In the copy, include every entry exactly but none of the pictures.

── Supplied data

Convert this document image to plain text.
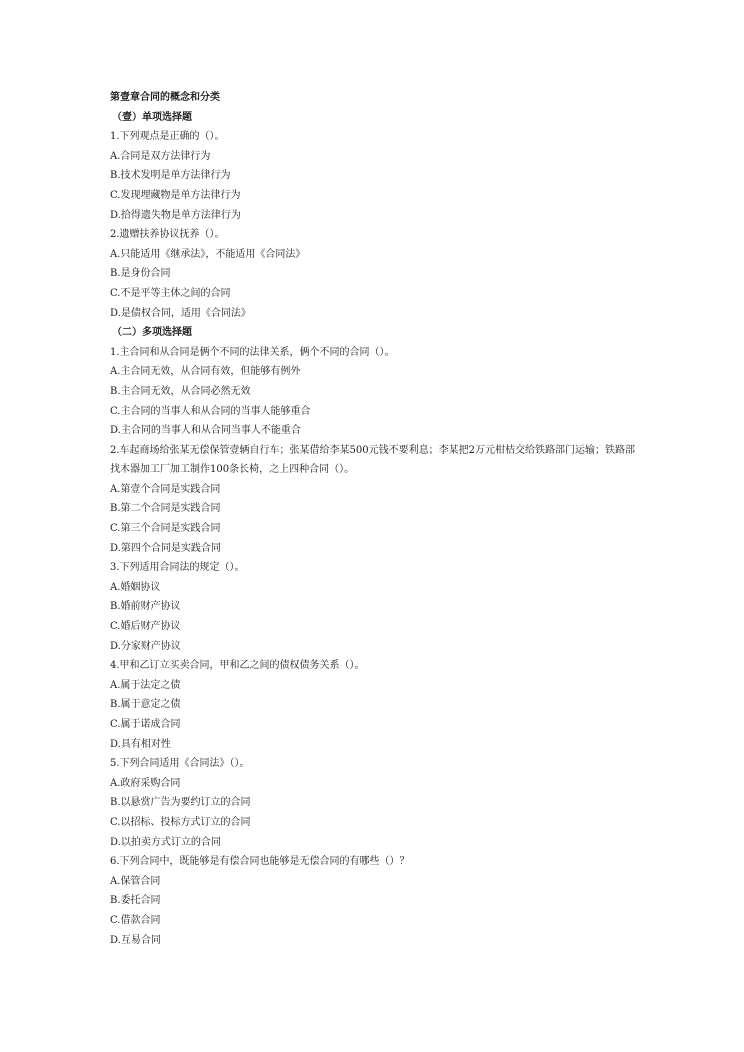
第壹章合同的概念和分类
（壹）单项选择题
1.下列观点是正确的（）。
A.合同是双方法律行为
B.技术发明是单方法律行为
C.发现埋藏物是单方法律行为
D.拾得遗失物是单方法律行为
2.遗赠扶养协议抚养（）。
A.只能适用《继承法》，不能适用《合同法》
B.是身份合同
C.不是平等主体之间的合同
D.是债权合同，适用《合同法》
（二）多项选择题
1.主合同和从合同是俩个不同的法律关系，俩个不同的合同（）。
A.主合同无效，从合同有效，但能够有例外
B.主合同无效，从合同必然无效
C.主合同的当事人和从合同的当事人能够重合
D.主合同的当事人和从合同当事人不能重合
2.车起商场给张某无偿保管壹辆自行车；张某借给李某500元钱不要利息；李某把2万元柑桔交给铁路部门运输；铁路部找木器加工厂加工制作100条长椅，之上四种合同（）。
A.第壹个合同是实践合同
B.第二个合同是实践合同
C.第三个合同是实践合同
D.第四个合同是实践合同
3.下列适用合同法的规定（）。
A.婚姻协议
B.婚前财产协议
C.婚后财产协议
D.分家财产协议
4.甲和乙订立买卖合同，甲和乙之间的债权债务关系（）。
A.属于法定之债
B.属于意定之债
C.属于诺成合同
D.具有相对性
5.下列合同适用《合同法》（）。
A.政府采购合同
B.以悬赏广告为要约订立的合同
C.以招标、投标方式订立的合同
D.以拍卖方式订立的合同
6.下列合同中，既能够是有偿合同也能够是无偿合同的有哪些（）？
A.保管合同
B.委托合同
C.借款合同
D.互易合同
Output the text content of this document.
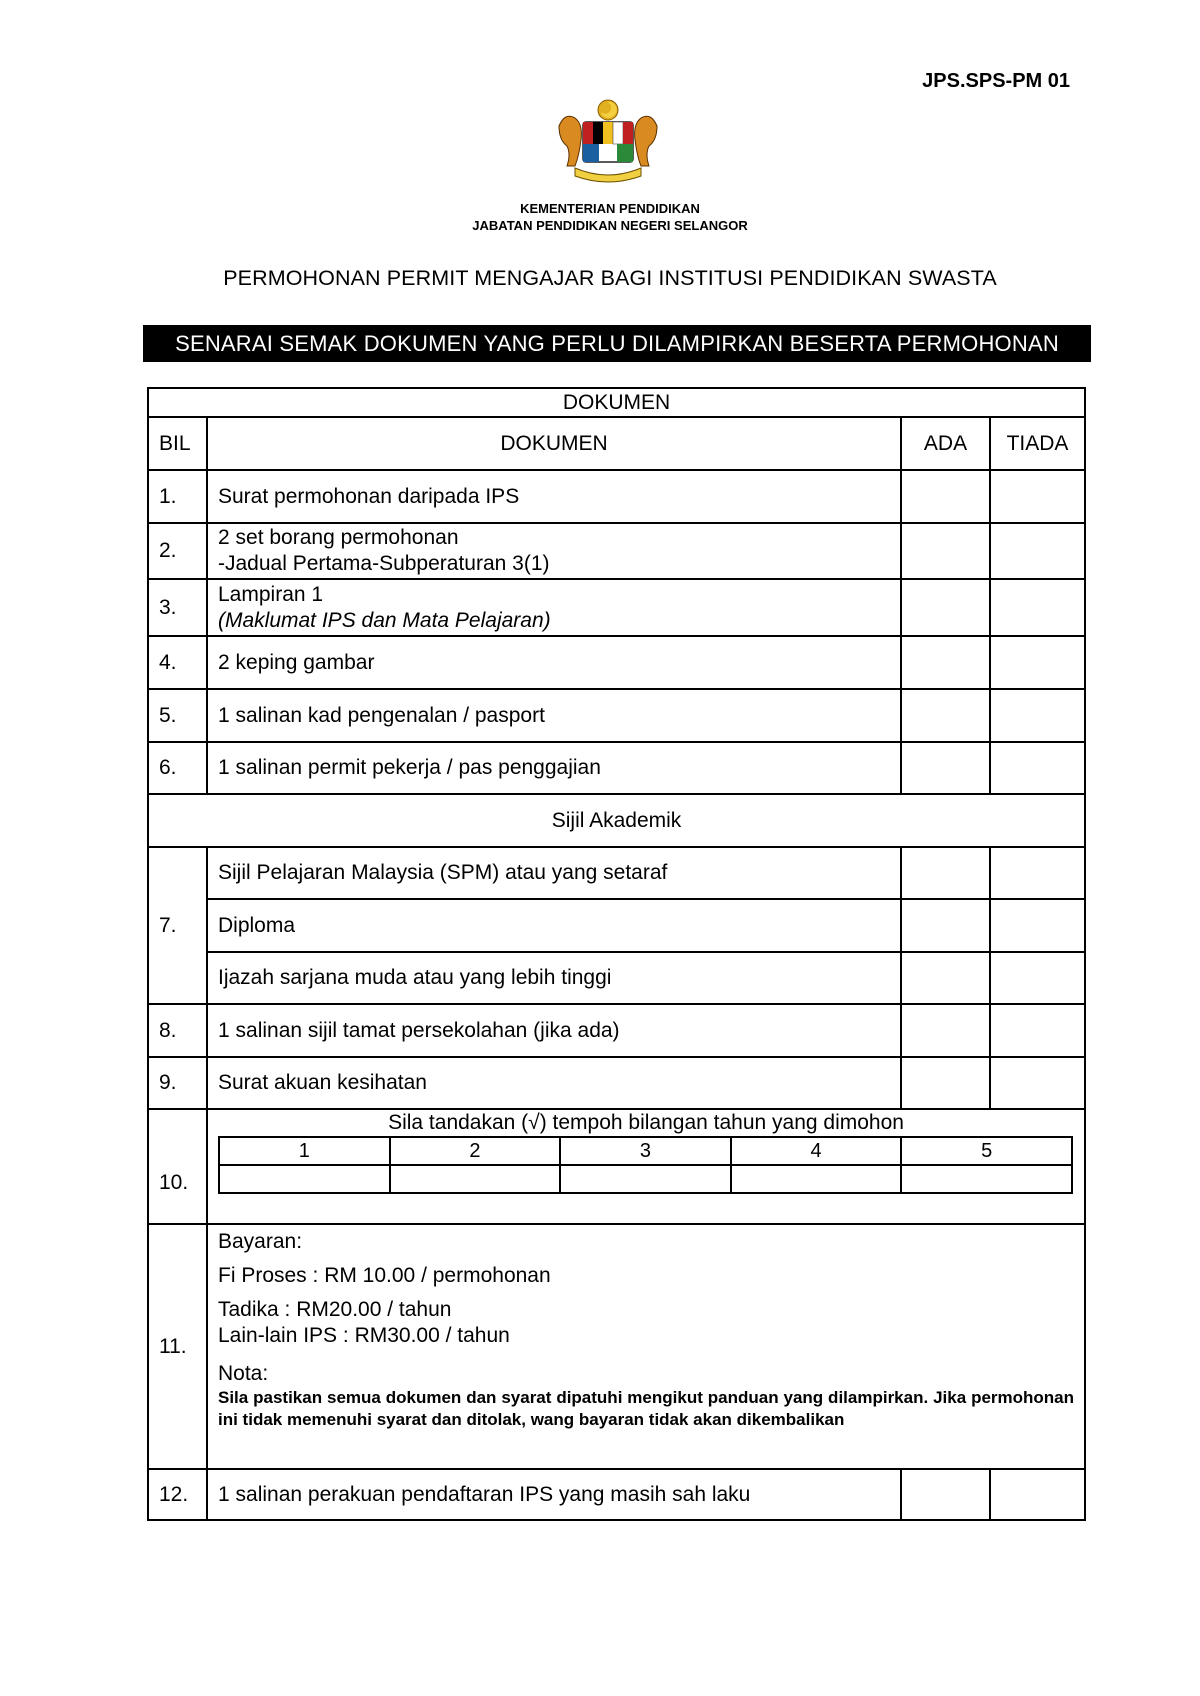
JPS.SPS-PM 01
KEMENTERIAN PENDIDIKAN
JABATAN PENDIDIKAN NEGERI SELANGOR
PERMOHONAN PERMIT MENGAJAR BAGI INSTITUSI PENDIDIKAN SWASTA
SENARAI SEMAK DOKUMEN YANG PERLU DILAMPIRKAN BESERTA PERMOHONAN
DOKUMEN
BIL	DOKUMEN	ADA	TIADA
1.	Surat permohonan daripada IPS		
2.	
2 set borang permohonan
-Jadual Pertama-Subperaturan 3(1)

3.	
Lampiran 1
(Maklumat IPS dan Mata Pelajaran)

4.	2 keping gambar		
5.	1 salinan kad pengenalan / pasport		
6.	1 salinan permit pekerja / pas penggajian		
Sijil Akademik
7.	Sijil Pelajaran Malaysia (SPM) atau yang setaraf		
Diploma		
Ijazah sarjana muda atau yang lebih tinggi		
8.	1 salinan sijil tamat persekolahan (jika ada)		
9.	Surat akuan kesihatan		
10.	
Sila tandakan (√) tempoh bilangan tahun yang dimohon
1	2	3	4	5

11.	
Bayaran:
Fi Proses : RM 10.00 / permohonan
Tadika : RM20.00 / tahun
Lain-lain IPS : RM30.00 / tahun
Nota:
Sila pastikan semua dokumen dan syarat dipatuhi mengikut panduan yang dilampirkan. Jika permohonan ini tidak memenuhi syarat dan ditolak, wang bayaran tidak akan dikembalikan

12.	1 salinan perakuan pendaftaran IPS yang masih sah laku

────

Completed exercise:
Convert this document image to plain text.
第壹章合同的概念和分类
（壹）单项选择题
1.下列观点是正确的（）。
A.合同是双方法律行为
B.技术发明是单方法律行为
C.发现埋藏物是单方法律行为
D.拾得遗失物是单方法律行为
2.遗赠扶养协议抚养（）。
A.只能适用《继承法》，不能适用《合同法》
B.是身份合同
C.不是平等主体之间的合同
D.是债权合同，适用《合同法》
（二）多项选择题
1.主合同和从合同是俩个不同的法律关系，俩个不同的合同（）。
A.主合同无效，从合同有效，但能够有例外
B.主合同无效，从合同必然无效
C.主合同的当事人和从合同的当事人能够重合
D.主合同的当事人和从合同当事人不能重合
2.车起商场给张某无偿保管壹辆自行车；张某借给李某500元钱不要利息；李某把2万元柑桔交给铁路部门运输；铁路部找木器加工厂加工制作100条长椅，之上四种合同（）。
A.第壹个合同是实践合同
B.第二个合同是实践合同
C.第三个合同是实践合同
D.第四个合同是实践合同
3.下列适用合同法的规定（）。
A.婚姻协议
B.婚前财产协议
C.婚后财产协议
D.分家财产协议
4.甲和乙订立买卖合同，甲和乙之间的债权债务关系（）。
A.属于法定之债
B.属于意定之债
C.属于诺成合同
D.具有相对性
5.下列合同适用《合同法》（）。
A.政府采购合同
B.以悬赏广告为要约订立的合同
C.以招标、投标方式订立的合同
D.以拍卖方式订立的合同
6.下列合同中，既能够是有偿合同也能够是无偿合同的有哪些（）？
A.保管合同
B.委托合同
C.借款合同
D.互易合同
Output the text content of this document.
JPS.SPS-PM 01
KEMENTERIAN PENDIDIKAN
JABATAN PENDIDIKAN NEGERI SELANGOR
PERMOHONAN PERMIT MENGAJAR BAGI INSTITUSI PENDIDIKAN SWASTA
SENARAI SEMAK DOKUMEN YANG PERLU DILAMPIRKAN BESERTA PERMOHONAN
DOKUMEN
BIL	DOKUMEN	ADA	TIADA
1.	Surat permohonan daripada IPS		
2.	
2 set borang permohonan
-Jadual Pertama-Subperaturan 3(1)

3.	
Lampiran 1
(Maklumat IPS dan Mata Pelajaran)

4.	2 keping gambar		
5.	1 salinan kad pengenalan / pasport		
6.	1 salinan permit pekerja / pas penggajian		
Sijil Akademik
7.	Sijil Pelajaran Malaysia (SPM) atau yang setaraf		
Diploma		
Ijazah sarjana muda atau yang lebih tinggi		
8.	1 salinan sijil tamat persekolahan (jika ada)		
9.	Surat akuan kesihatan		
10.	
Sila tandakan (√) tempoh bilangan tahun yang dimohon
1	2	3	4	5

11.	
Bayaran:
Fi Proses : RM 10.00 / permohonan
Tadika : RM20.00 / tahun
Lain-lain IPS : RM30.00 / tahun
Nota:
Sila pastikan semua dokumen dan syarat dipatuhi mengikut panduan yang dilampirkan. Jika permohonan ini tidak memenuhi syarat dan ditolak, wang bayaran tidak akan dikembalikan

12.	1 salinan perakuan pendaftaran IPS yang masih sah laku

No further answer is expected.